- _Data provided_:
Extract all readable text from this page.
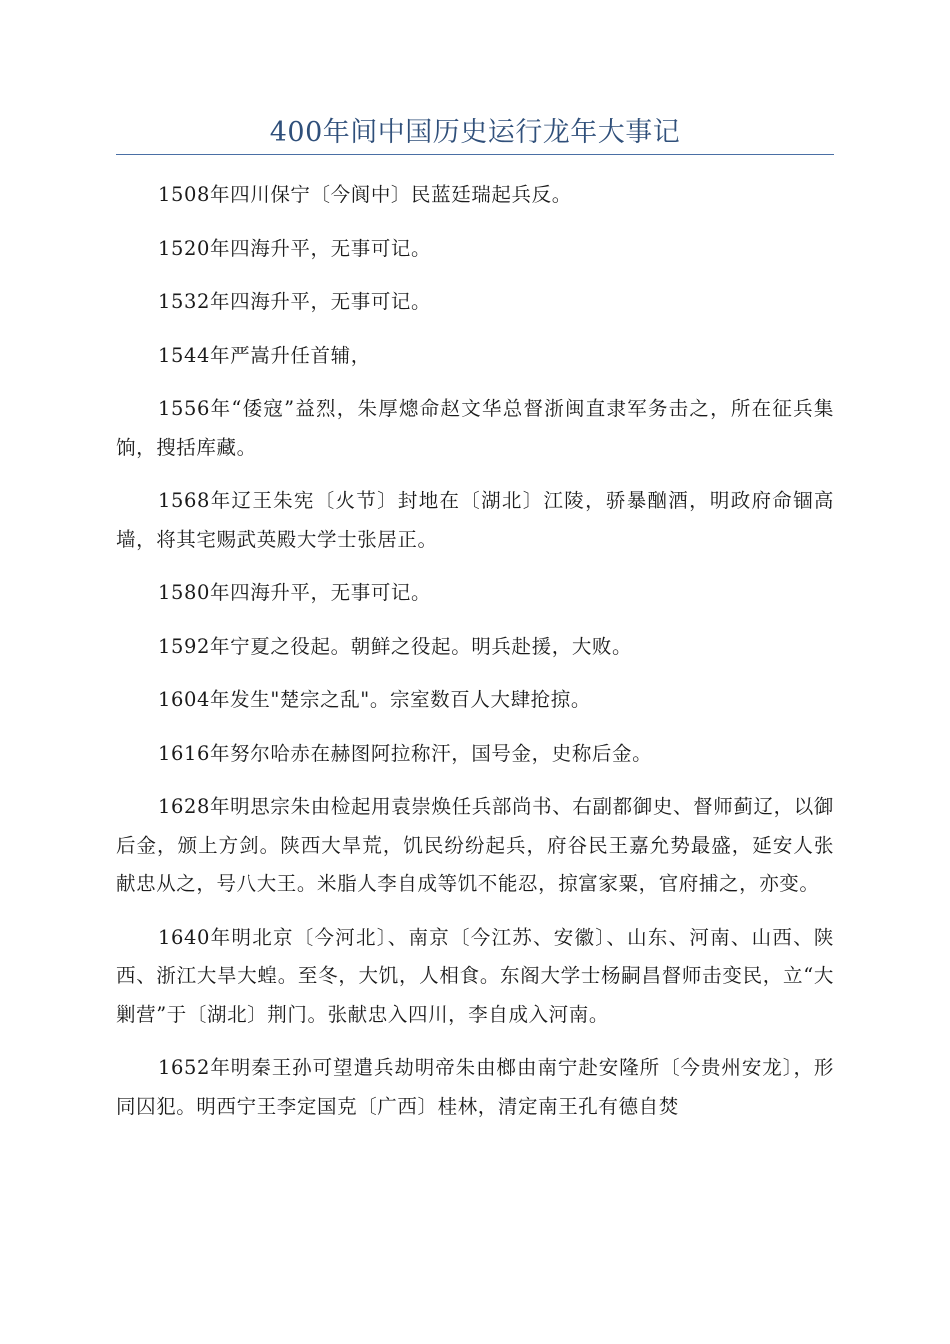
400年间中国历史运行龙年大事记

1508年四川保宁〔今阆中〕民蓝廷瑞起兵反。

1520年四海升平，无事可记。

1532年四海升平，无事可记。

1544年严嵩升任首辅，

1556年“倭寇”益烈，朱厚熜命赵文华总督浙闽直隶军务击之，所在征兵集饷，搜括库藏。

1568年辽王朱宪〔火节〕封地在〔湖北〕江陵，骄暴酗酒，明政府命锢高墙，将其宅赐武英殿大学士张居正。

1580年四海升平，无事可记。

1592年宁夏之役起。朝鲜之役起。明兵赴援，大败。

1604年发生"楚宗之乱"。宗室数百人大肆抢掠。

1616年努尔哈赤在赫图阿拉称汗，国号金，史称后金。

1628年明思宗朱由检起用袁崇焕任兵部尚书、右副都御史、督师蓟辽，以御后金，颁上方剑。陕西大旱荒，饥民纷纷起兵，府谷民王嘉允势最盛，延安人张献忠从之，号八大王。米脂人李自成等饥不能忍，掠富家粟，官府捕之，亦变。

1640年明北京〔今河北〕、南京〔今江苏、安徽〕、山东、河南、山西、陕西、浙江大旱大蝗。至冬，大饥，人相食。东阁大学士杨嗣昌督师击变民，立“大剿营”于〔湖北〕荆门。张献忠入四川，李自成入河南。

1652年明秦王孙可望遣兵劫明帝朱由榔由南宁赴安隆所〔今贵州安龙〕，形同囚犯。明西宁王李定国克〔广西〕桂林，清定南王孔有德自焚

- _Job_: Extract each line from the entries above that contains the string "无事可记".

- _Result of this exercise_:
1520年四海升平，无事可记。
1532年四海升平，无事可记。
1580年四海升平，无事可记。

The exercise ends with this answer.